(Stored data)
╔══

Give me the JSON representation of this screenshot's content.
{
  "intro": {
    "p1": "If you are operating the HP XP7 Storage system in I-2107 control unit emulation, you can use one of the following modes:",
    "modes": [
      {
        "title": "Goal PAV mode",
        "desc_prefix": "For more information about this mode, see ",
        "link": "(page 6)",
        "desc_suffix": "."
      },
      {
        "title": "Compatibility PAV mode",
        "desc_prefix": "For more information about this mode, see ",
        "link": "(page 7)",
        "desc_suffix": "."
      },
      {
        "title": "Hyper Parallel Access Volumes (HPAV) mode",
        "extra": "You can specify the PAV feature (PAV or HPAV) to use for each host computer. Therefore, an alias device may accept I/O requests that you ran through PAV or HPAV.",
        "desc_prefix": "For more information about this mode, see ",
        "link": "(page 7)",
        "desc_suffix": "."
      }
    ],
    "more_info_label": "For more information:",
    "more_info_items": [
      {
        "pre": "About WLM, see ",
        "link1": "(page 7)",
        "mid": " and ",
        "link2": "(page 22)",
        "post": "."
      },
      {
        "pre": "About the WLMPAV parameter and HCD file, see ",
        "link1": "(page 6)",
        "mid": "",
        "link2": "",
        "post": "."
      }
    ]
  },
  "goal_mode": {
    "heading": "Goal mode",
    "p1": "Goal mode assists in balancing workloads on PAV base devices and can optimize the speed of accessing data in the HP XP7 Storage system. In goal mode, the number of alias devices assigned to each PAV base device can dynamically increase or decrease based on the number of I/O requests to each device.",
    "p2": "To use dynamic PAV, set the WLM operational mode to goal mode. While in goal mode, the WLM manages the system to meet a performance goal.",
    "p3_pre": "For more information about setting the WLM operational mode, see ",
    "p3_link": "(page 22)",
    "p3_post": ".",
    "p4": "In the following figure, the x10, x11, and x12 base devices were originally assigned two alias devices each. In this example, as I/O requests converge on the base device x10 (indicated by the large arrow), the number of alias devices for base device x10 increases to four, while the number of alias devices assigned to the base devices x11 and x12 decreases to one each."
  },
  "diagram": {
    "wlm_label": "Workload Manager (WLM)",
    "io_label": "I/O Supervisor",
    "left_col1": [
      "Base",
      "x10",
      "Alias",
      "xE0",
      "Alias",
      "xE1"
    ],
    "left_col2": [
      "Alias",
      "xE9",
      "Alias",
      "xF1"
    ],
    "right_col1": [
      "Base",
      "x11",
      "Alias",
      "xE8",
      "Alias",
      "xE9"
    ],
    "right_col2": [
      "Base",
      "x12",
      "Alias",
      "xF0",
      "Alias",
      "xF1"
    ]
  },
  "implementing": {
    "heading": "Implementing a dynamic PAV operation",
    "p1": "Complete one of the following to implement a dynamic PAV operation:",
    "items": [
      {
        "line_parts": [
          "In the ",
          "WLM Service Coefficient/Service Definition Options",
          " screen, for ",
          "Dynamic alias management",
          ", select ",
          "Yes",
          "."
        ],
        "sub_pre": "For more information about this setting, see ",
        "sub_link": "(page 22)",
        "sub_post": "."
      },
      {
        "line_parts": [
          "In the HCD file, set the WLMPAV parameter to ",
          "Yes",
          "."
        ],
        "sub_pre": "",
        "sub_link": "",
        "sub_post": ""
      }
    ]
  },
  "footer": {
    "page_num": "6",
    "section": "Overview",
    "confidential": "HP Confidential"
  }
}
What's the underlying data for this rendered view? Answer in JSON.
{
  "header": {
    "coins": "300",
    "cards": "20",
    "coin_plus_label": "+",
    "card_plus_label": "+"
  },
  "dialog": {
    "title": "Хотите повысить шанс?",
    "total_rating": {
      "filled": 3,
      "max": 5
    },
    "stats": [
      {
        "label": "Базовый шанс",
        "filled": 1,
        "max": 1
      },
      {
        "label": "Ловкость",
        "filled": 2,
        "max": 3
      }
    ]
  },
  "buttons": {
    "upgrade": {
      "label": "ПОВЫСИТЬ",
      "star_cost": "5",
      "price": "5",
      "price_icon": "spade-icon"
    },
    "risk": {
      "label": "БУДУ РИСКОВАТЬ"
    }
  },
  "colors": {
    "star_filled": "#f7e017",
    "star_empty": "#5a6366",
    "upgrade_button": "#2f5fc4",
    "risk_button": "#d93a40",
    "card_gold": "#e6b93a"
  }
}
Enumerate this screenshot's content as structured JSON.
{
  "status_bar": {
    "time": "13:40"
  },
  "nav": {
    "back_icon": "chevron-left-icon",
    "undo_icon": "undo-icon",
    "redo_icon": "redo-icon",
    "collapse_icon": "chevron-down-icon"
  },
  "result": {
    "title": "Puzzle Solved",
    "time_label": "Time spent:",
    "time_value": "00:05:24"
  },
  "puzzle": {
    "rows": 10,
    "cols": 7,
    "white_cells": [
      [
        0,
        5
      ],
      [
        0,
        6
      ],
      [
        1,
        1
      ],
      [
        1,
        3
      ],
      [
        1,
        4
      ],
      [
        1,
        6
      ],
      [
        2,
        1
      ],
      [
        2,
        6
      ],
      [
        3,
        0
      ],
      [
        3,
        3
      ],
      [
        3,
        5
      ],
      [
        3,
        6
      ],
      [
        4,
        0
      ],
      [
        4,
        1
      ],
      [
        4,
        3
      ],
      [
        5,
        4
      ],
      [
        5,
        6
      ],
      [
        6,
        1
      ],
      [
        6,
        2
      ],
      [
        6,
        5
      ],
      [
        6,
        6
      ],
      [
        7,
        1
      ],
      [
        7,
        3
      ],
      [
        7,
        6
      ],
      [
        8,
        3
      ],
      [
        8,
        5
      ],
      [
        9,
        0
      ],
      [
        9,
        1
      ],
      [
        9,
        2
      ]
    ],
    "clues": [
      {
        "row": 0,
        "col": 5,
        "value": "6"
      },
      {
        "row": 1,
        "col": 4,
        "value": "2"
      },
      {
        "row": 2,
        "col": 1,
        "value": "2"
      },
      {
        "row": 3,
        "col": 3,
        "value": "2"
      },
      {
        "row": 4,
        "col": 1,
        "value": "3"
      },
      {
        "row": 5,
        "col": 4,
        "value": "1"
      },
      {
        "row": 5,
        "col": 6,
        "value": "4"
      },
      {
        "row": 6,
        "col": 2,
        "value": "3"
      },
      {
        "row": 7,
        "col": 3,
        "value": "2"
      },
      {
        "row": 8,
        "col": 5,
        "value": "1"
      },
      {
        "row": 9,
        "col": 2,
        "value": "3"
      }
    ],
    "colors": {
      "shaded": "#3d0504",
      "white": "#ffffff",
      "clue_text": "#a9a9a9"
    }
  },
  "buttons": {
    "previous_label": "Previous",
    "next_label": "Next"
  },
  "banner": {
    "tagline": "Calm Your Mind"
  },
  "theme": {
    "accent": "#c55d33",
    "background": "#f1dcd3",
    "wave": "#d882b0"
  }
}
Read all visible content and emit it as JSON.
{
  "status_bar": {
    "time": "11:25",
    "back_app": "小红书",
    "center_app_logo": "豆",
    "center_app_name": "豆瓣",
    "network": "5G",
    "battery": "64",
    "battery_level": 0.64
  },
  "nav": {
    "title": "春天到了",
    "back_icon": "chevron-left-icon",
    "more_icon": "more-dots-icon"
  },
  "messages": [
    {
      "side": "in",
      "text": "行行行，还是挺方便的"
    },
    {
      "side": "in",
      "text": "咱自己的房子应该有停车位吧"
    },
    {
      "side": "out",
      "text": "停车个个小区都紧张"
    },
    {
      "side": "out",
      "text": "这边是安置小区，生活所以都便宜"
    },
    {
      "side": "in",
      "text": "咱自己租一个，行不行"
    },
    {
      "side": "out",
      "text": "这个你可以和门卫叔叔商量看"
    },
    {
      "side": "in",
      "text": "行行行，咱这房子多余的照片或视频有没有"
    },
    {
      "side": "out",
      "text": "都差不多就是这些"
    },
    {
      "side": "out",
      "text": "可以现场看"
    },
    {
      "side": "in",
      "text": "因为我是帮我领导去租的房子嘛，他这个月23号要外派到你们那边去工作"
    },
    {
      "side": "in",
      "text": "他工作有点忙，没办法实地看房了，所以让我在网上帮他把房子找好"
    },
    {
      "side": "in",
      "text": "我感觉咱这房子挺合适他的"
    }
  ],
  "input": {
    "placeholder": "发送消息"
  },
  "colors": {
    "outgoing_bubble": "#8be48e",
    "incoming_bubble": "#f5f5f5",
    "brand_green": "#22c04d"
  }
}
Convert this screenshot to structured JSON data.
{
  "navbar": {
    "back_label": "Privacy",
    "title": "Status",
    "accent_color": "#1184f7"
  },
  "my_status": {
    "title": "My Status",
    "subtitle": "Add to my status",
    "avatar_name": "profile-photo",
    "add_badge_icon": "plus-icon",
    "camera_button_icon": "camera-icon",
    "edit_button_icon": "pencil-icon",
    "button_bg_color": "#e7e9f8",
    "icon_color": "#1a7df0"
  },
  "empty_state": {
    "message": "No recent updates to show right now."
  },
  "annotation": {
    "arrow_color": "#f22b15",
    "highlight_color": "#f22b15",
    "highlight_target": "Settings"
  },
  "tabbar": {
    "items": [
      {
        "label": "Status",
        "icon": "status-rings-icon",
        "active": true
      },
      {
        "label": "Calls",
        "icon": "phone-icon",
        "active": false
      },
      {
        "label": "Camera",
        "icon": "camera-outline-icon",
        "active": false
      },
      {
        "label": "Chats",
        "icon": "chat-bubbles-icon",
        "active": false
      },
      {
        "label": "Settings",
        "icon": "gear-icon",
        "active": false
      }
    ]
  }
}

╚══

» Task: Pick every line with "HPAV" in it and copy it.

» Worked answer:
        "title": "Hyper Parallel Access Volumes (HPAV) mode",
        "extra": "You can specify the PAV feature (PAV or HPAV) to use for each host computer. Therefore, an alias device may accept I/O requests that you ran through PAV or HPAV.",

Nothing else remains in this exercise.